Look for the string "TextCNN" and copy every line that has it.

> [Listing]:
-- START --

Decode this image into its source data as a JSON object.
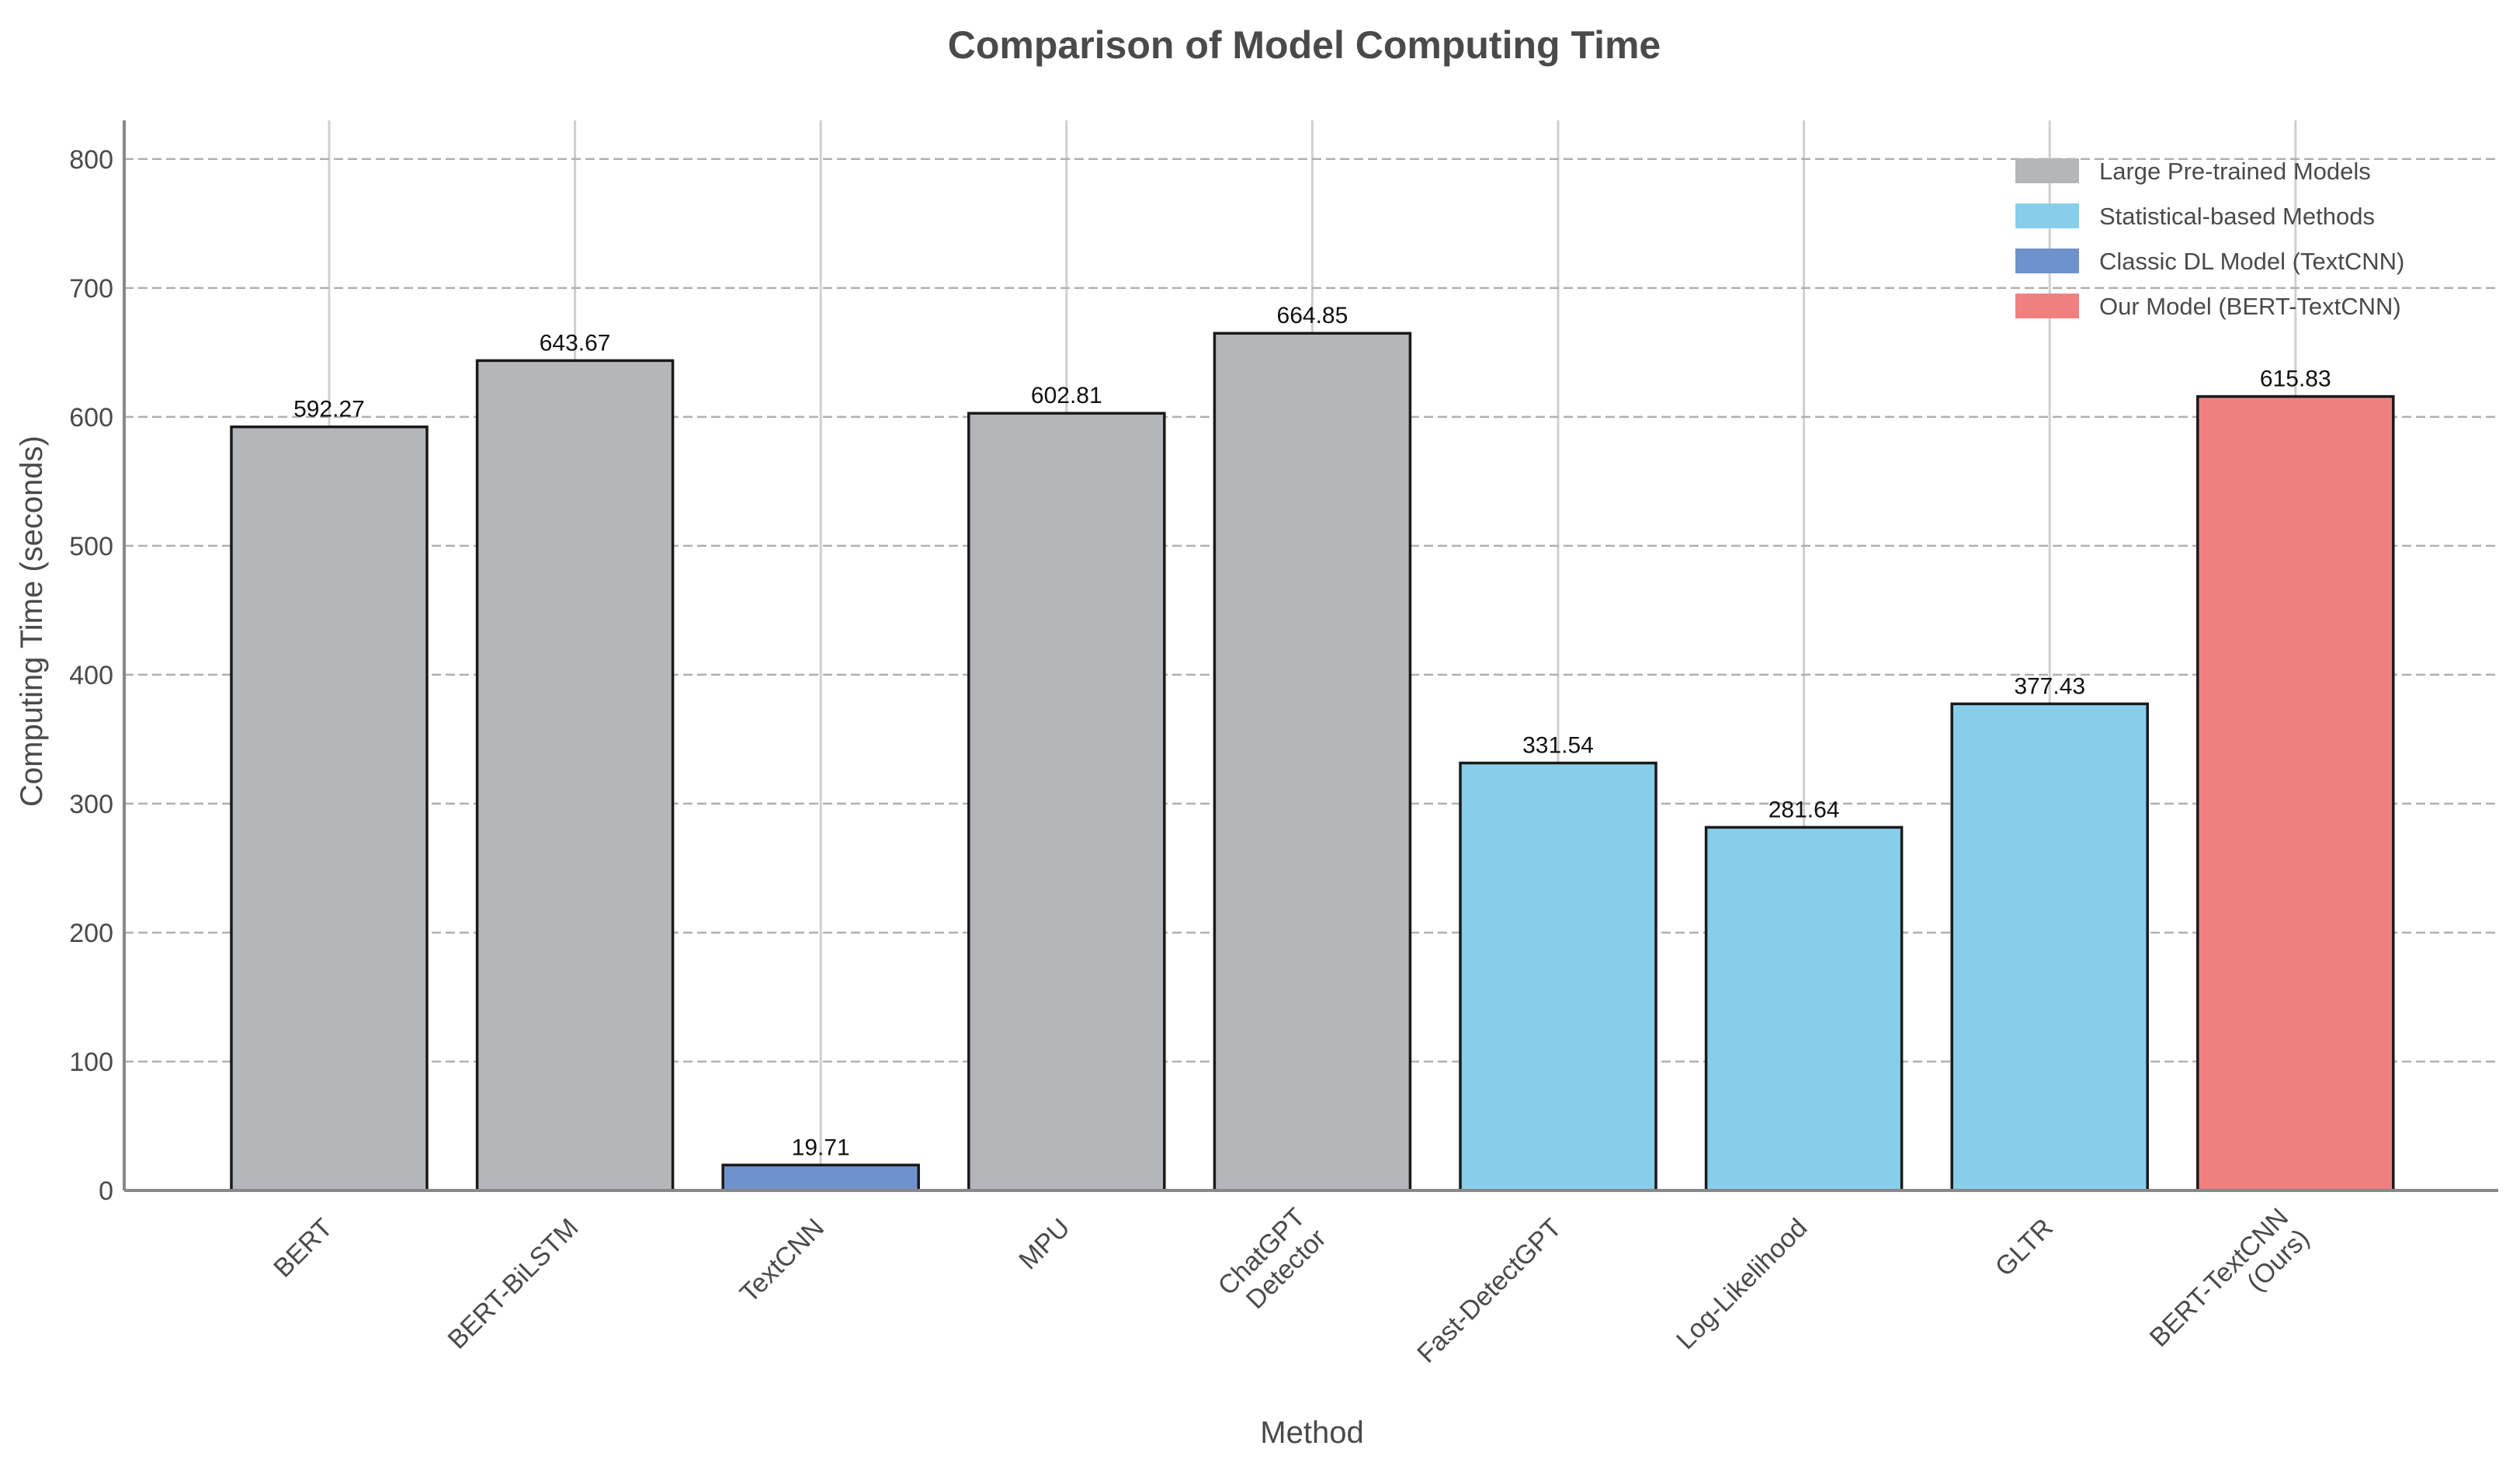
{
  "chart_data": {
    "type": "bar",
    "title": "Comparison of Model Computing Time",
    "xlabel": "Method",
    "ylabel": "Computing Time (seconds)",
    "ylim": [
      0,
      830
    ],
    "yticks": [
      0,
      100,
      200,
      300,
      400,
      500,
      600,
      700,
      800
    ],
    "grid": true,
    "legend_position": "top-right",
    "categories": [
      [
        "BERT"
      ],
      [
        "BERT-BiLSTM"
      ],
      [
        "TextCNN"
      ],
      [
        "MPU"
      ],
      [
        "ChatGPT",
        "Detector"
      ],
      [
        "Fast-DetectGPT"
      ],
      [
        "Log-Likelihood"
      ],
      [
        "GLTR"
      ],
      [
        "BERT-TextCNN",
        "(Ours)"
      ]
    ],
    "values": [
      592.27,
      643.67,
      19.71,
      602.81,
      664.85,
      331.54,
      281.64,
      377.43,
      615.83
    ],
    "value_labels": [
      "592.27",
      "643.67",
      "19.71",
      "602.81",
      "664.85",
      "331.54",
      "281.64",
      "377.43",
      "615.83"
    ],
    "groups": [
      "large",
      "large",
      "classic",
      "large",
      "large",
      "statistical",
      "statistical",
      "statistical",
      "ours"
    ],
    "legend": [
      {
        "key": "large",
        "label": "Large Pre-trained Models",
        "color": "#b5b6ba"
      },
      {
        "key": "statistical",
        "label": "Statistical-based Methods",
        "color": "#87ceeb"
      },
      {
        "key": "classic",
        "label": "Classic DL Model (TextCNN)",
        "color": "#7092cc"
      },
      {
        "key": "ours",
        "label": "Our Model (BERT-TextCNN)",
        "color": "#f08080"
      }
    ]
  }
}
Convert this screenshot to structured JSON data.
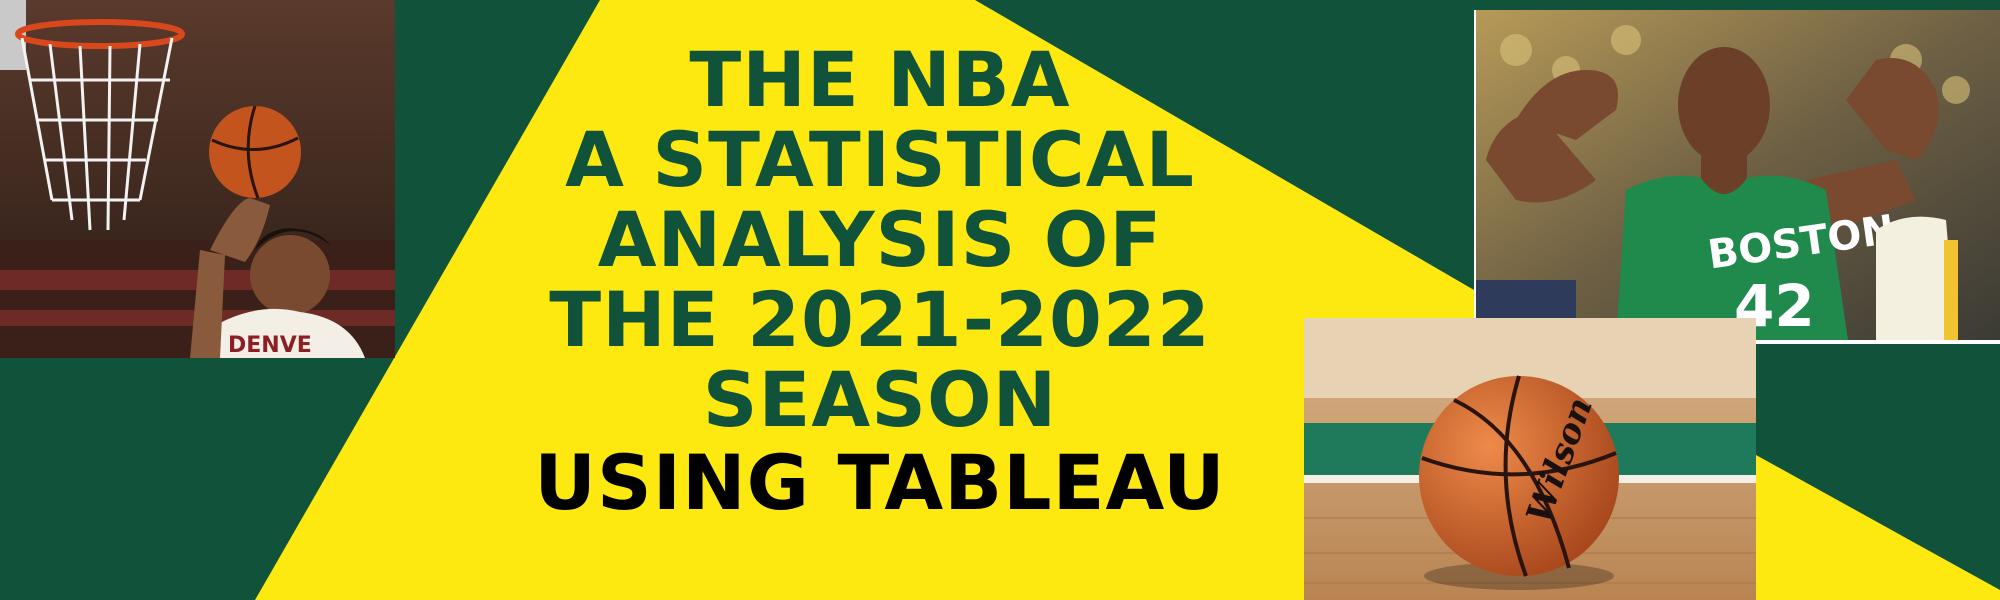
{
  "banner": {
    "title_lines": [
      "THE NBA",
      "A STATISTICAL",
      "ANALYSIS OF",
      "THE 2021-2022",
      "SEASON"
    ],
    "subtitle": "USING TABLEAU",
    "colors": {
      "background_green": "#11523a",
      "accent_yellow": "#fde910",
      "title_text": "#11523a",
      "subtitle_text": "#000000"
    }
  },
  "photos": {
    "dunk": {
      "icon": "basketball-dunk-photo",
      "jersey_text": "DENVE"
    },
    "player": {
      "icon": "boston-player-photo",
      "jersey_team": "BOSTON",
      "jersey_number": "42"
    },
    "ball": {
      "icon": "basketball-on-court-photo",
      "ball_brand": "Wilson"
    }
  }
}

-- END --

> [Result for this task]:
        "TextCNN"
        "BERT-TextCNN",
        "label": "Classic DL Model (TextCNN)",
        "label": "Our Model (BERT-TextCNN)",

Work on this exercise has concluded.